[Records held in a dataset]
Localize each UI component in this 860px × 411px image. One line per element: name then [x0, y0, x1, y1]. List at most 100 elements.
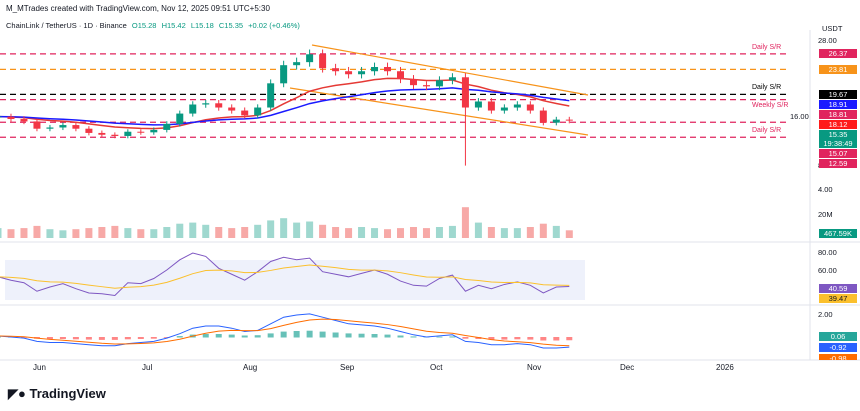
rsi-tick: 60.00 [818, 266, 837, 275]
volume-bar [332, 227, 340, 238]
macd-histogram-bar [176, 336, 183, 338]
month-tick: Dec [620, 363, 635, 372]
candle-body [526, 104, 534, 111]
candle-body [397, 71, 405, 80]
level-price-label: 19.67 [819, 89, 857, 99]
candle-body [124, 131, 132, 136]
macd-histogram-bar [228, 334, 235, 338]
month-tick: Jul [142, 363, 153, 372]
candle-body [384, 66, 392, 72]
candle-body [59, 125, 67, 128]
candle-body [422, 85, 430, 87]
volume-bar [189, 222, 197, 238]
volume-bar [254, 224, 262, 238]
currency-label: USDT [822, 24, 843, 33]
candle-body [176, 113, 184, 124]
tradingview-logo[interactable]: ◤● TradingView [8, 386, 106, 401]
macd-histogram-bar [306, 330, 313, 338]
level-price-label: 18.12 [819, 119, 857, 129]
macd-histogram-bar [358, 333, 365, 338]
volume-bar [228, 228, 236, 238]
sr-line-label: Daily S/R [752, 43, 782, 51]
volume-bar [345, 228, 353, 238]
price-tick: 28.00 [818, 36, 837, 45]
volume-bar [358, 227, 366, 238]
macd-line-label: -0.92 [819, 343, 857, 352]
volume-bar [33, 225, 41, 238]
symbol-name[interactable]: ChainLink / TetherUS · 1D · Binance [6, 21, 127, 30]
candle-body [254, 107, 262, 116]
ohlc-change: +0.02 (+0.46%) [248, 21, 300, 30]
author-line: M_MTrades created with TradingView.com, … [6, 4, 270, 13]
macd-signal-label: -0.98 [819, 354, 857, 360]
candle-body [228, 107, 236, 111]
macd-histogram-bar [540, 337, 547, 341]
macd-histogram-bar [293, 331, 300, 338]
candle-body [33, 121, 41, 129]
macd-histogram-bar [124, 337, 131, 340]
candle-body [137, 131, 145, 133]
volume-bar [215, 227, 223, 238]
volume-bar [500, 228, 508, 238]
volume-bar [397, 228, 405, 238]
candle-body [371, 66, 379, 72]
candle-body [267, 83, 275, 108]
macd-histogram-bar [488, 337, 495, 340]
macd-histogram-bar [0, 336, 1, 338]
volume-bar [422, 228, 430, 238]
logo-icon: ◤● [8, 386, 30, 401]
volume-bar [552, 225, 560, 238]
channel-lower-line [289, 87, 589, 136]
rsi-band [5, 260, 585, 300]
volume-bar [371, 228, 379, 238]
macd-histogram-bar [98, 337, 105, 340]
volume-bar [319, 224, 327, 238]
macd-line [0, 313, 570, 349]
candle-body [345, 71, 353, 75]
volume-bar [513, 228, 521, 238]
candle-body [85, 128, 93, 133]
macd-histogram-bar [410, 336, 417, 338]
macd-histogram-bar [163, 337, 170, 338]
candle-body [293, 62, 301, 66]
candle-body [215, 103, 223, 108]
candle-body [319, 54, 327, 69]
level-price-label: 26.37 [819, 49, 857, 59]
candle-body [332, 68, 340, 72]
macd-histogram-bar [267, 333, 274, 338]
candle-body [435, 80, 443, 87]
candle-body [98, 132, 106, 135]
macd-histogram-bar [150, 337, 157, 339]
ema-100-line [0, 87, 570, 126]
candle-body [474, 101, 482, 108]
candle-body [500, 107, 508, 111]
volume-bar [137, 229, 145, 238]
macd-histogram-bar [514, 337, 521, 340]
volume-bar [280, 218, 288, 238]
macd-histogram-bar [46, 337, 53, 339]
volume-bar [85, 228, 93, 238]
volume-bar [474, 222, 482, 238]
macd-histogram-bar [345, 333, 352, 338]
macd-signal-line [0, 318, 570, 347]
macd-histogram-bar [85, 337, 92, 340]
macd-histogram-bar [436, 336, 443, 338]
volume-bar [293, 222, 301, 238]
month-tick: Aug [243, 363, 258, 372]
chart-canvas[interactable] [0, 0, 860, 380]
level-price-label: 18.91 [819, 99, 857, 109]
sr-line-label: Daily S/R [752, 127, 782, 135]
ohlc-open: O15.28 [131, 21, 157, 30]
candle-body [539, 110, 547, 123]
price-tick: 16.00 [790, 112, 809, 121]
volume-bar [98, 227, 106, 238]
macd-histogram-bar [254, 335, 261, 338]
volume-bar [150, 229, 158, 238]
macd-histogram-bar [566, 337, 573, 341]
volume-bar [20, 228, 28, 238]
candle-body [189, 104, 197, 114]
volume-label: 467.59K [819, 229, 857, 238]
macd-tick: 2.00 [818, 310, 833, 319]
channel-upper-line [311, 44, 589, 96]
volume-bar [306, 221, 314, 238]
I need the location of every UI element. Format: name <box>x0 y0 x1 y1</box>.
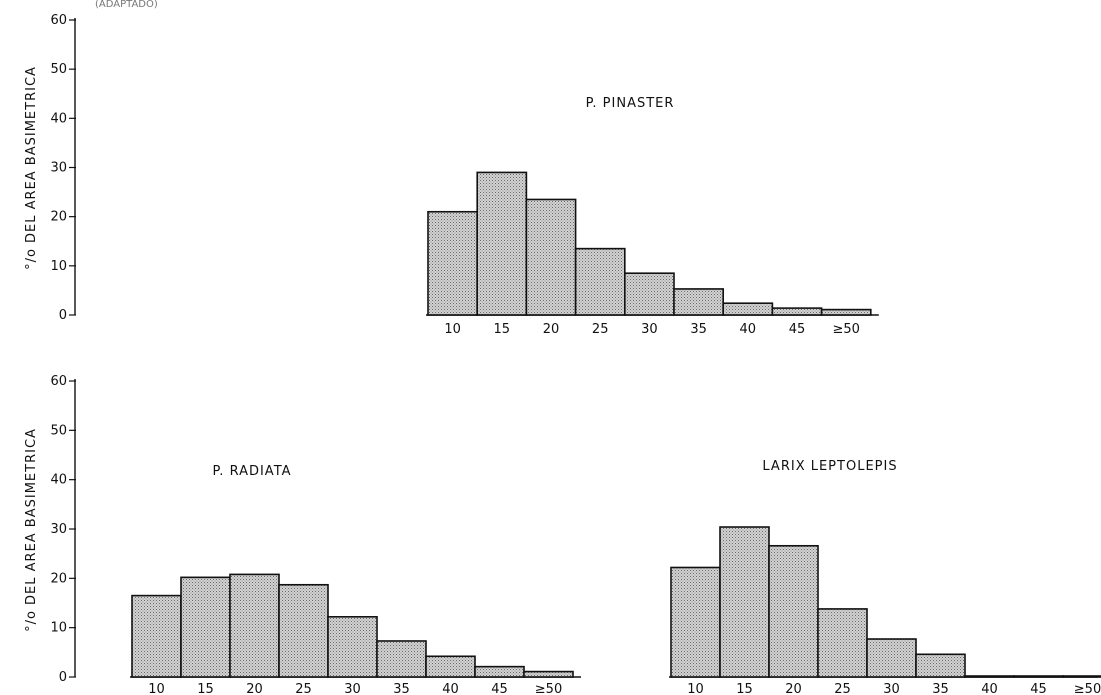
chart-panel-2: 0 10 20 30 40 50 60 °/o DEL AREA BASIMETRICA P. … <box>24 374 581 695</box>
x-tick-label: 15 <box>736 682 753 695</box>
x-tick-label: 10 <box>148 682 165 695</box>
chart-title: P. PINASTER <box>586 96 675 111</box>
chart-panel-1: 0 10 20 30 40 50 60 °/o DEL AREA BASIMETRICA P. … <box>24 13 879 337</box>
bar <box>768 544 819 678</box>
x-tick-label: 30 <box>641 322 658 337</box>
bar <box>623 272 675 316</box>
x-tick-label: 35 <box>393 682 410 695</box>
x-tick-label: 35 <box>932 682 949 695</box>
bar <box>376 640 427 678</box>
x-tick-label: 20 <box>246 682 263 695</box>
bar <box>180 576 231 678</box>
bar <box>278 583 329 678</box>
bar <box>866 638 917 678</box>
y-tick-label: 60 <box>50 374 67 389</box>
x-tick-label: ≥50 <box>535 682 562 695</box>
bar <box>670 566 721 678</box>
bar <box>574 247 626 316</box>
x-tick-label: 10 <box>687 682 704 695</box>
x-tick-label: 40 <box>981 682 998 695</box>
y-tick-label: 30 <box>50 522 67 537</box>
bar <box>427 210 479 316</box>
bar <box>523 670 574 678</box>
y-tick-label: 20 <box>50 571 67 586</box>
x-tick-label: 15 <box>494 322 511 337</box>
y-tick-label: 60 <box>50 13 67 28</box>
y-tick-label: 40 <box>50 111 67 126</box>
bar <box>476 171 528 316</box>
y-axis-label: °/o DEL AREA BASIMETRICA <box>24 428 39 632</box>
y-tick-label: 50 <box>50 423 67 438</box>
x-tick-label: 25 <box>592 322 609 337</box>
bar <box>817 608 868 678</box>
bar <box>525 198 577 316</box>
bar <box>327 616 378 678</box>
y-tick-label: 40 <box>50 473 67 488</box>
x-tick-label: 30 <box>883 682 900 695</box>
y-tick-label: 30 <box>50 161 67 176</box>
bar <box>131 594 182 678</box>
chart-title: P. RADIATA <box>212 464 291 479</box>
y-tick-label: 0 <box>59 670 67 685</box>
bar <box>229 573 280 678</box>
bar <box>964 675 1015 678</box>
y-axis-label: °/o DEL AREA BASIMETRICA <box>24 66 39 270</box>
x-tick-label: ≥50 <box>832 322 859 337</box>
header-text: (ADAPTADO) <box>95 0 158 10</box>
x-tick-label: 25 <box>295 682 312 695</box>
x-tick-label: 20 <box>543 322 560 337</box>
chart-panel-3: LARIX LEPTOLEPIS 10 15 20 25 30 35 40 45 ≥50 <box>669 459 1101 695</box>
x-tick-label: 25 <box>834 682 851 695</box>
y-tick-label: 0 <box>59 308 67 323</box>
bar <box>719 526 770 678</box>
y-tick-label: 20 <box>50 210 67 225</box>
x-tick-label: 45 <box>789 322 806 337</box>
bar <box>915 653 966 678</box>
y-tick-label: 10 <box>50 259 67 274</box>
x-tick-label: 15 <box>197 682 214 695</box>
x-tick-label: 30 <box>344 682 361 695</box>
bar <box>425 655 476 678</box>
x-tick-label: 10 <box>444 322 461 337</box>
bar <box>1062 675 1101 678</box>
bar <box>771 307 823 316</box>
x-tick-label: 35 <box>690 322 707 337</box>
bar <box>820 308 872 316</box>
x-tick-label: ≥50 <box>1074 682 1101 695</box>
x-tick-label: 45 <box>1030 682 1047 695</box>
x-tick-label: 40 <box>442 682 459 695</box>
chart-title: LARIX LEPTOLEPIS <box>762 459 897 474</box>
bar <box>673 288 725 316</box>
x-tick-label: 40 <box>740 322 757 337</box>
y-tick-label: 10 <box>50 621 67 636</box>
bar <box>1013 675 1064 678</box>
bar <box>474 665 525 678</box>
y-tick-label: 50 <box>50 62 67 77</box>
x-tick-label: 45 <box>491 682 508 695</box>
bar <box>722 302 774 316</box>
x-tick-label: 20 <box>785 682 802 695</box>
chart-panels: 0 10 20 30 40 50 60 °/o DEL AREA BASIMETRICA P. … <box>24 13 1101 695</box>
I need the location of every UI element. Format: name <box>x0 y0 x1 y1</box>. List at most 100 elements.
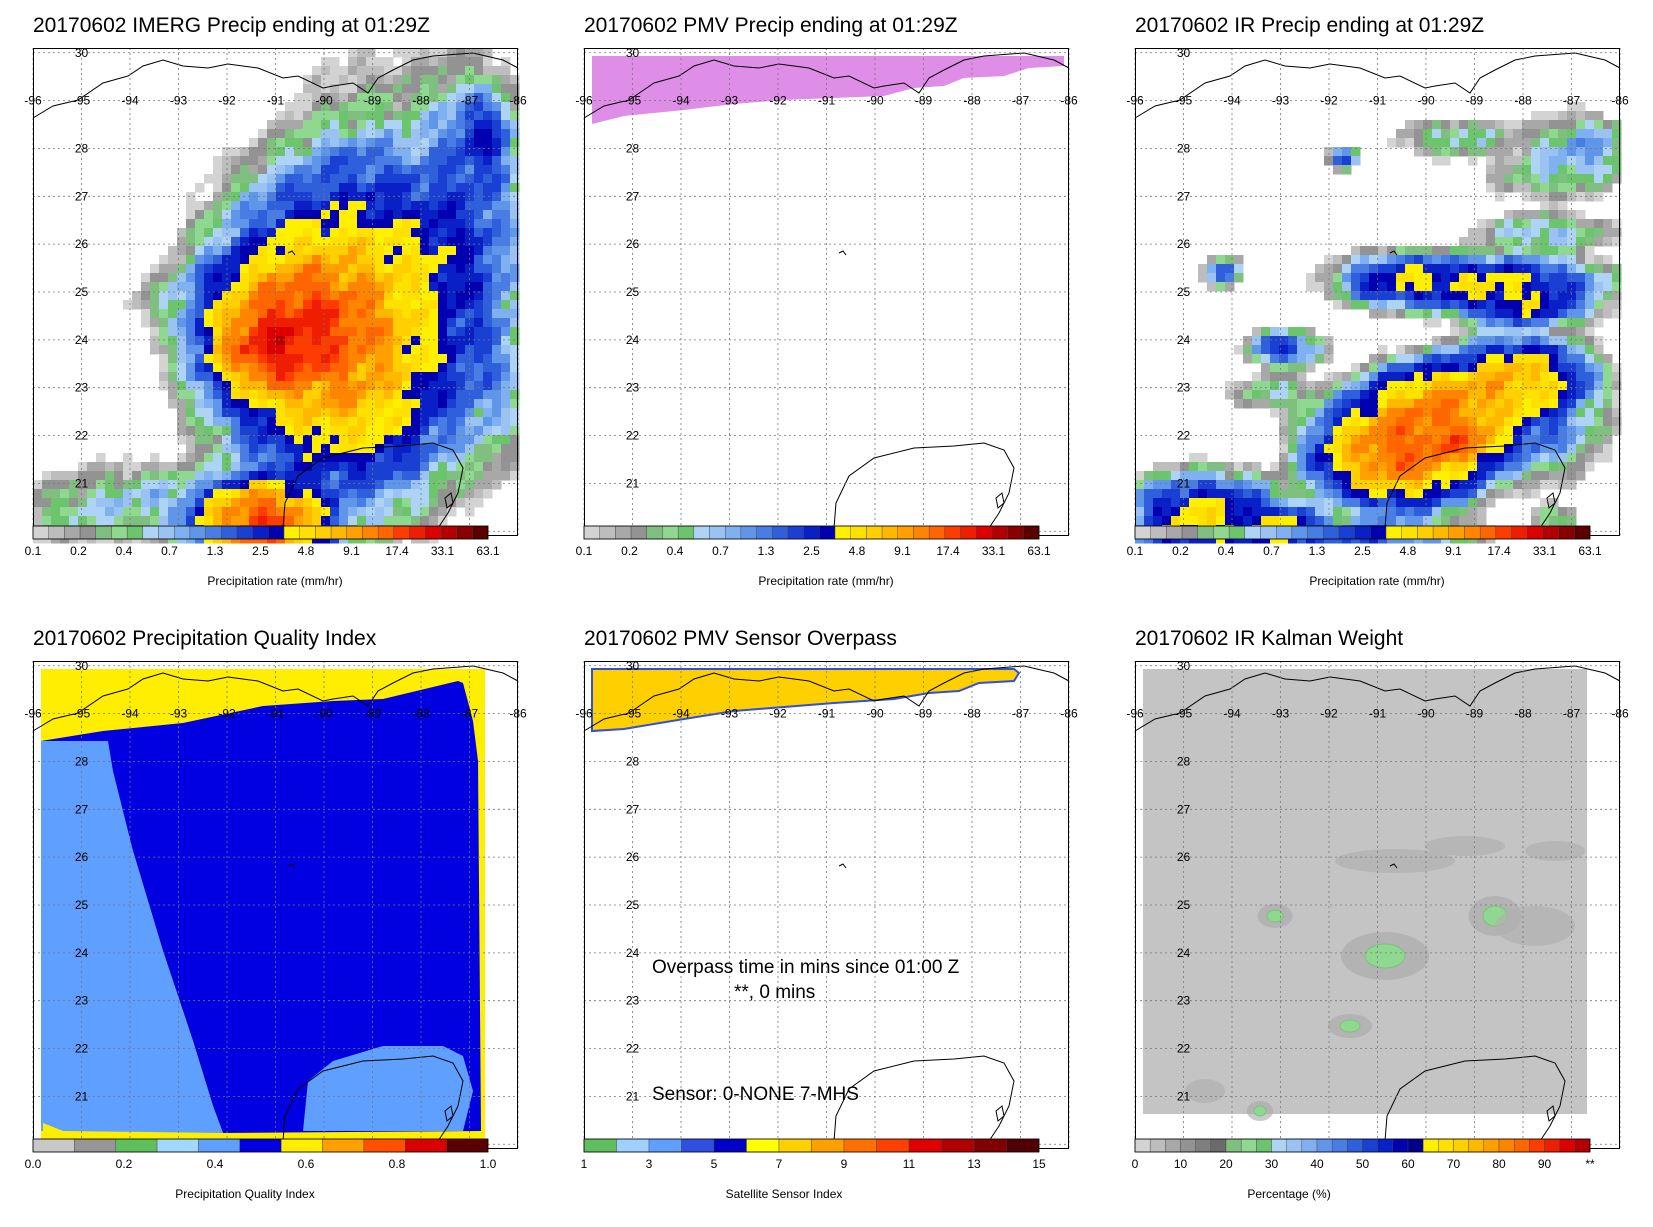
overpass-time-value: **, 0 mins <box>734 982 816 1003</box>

Given task:
Put the lines from the line with "rsi-tick: 60.00 [818, 266, 837, 275]" up to and including the line with "candle-body [254, 107, 262, 116]" into a numbered list, leaving out any blank lines.

Task response:
1. rsi-tick: 60.00 [818, 266, 837, 275]
2. volume-bar [332, 227, 340, 238]
3. macd-histogram-bar [176, 336, 183, 338]
4. month-tick: Dec [620, 363, 635, 372]
5. candle-body [526, 104, 534, 111]
6. candle-body [397, 71, 405, 80]
7. level-price-label: 19.67 [819, 89, 857, 99]
8. candle-body [124, 131, 132, 136]
9. macd-histogram-bar [228, 334, 235, 338]
10. month-tick: Jul [142, 363, 153, 372]
11. candle-body [384, 66, 392, 72]
12. candle-body [59, 125, 67, 128]
13. candle-body [422, 85, 430, 87]
14. volume-bar [189, 222, 197, 238]
15. volume-bar [254, 224, 262, 238]
16. currency-label: USDT [822, 24, 843, 33]
17. candle-body [176, 113, 184, 124]
18. tradingview-logo[interactable]: ◤● TradingView [8, 386, 106, 401]
19. macd-histogram-bar [306, 330, 313, 338]
20. level-price-label: 18.12 [819, 119, 857, 129]
21. macd-histogram-bar [358, 333, 365, 338]
22. volume-bar [228, 228, 236, 238]
23. sr-line-label: Daily S/R [752, 43, 782, 51]
24. volume-bar [345, 228, 353, 238]
25. price-tick: 28.00 [818, 36, 837, 45]
26. volume-bar [358, 227, 366, 238]
27. macd-line-label: -0.92 [819, 343, 857, 352]
28. volume-bar [33, 225, 41, 238]
29. symbol-name[interactable]: ChainLink / TetherUS · 1D · Binance [6, 21, 127, 30]
30. candle-body [254, 107, 262, 116]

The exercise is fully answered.